**Selected excerpt:**
——————

1

I am trying to model what environmental data increases the probability of my response variable occurring. My data covers 30 years of daily observations. I have narrowed my predictor variables down with PCA to 3 continuous variables and month (temporal/categorical). My response is a binary presence (1) or absence (0). The problem is the absences greatly outnumber the presences. I have roughly 10,000 zeros and only 200 ones...

I am coding in r. I have run a glm with the family set to binomial, to run a logictic regression. While my model shows good significance and other measures the overall model fit is poor. I believe this due primarily to my unbalanced ratios in the binary response. I have tried weighting the 1s higher at various weight levels. Unfortunately, this did not improve my model's fit. I did try a zero inflated poisson model but these are better for count data with many zeros and did not work well with a binary variable. I have been comparing the deviances: Null deviance: 2104.3 on 11687 degrees of freedom Residual deviance: 2017.6 on 11683 degrees of freedom to determine model fit. I've been reading about embedded models, which may be what I try next, however I am not familiar with these. I would appreciate any advice on how to deal with an imbalanced binary response. Thanks!

——————

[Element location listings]

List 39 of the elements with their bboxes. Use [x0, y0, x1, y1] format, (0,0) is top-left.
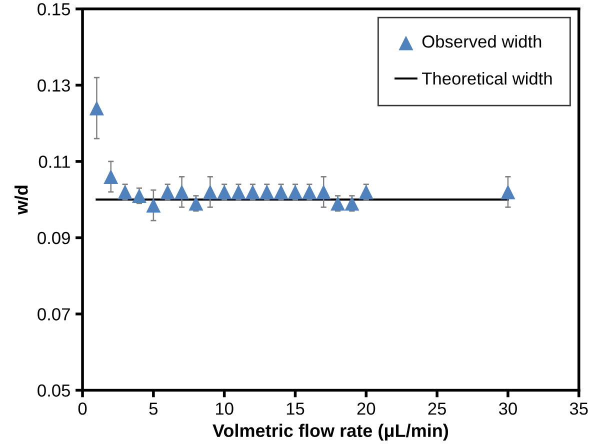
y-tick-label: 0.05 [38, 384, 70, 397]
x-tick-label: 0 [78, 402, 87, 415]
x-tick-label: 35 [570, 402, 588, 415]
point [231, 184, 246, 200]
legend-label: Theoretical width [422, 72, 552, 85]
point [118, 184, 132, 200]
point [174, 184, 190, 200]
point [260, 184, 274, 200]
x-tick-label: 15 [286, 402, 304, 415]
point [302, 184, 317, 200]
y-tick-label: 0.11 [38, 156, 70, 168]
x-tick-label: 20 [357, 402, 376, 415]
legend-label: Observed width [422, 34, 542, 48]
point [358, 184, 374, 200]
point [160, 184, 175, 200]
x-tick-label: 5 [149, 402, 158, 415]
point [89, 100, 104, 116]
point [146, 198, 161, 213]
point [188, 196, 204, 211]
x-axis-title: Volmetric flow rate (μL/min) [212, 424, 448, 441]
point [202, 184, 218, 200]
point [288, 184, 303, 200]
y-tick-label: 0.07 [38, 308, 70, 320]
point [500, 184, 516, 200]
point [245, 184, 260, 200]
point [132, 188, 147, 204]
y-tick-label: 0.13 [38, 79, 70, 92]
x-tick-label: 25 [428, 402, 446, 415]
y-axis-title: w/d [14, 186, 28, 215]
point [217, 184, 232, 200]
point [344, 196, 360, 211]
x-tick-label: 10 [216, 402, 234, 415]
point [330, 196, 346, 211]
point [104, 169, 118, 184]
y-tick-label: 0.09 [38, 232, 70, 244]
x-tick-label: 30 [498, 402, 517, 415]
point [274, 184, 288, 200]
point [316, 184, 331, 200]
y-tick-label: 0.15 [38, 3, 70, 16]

——————

**Exercises:**
A. Reproduce the forum post between "I am trying" and "only 200 ones...", inclusive.
B. Answer these questions using the forum post:
(i) How many years of daily observations does the data cover?
(ii) Roughly how many zeros and how many ones does the response contain?
(iii) What residual deviance is reported, and on how many degrees of freedom?
C. List every type of model that the forum post mentions, whether the author has already fitted it or is considering it.
The items have no connection to the forum post.

**Solved tasks:**
A.
I am trying to model what environmental data increases the probability of my response variable occurring. My data covers 30 years of daily observations. I have narrowed my predictor variables down with PCA to 3 continuous variables and month (temporal/categorical). My response is a binary presence (1) or absence (0). The problem is the absences greatly outnumber the presences. I have roughly 10,000 zeros and only 200 ones...

B.
(i) 30 years.
(ii) Roughly 10,000 zeros and only 200 ones.
(iii) 2017.6 on 11683 degrees of freedom.

C.
- A glm with the family set to binomial (logistic regression)
- A zero inflated poisson model
- Embedded models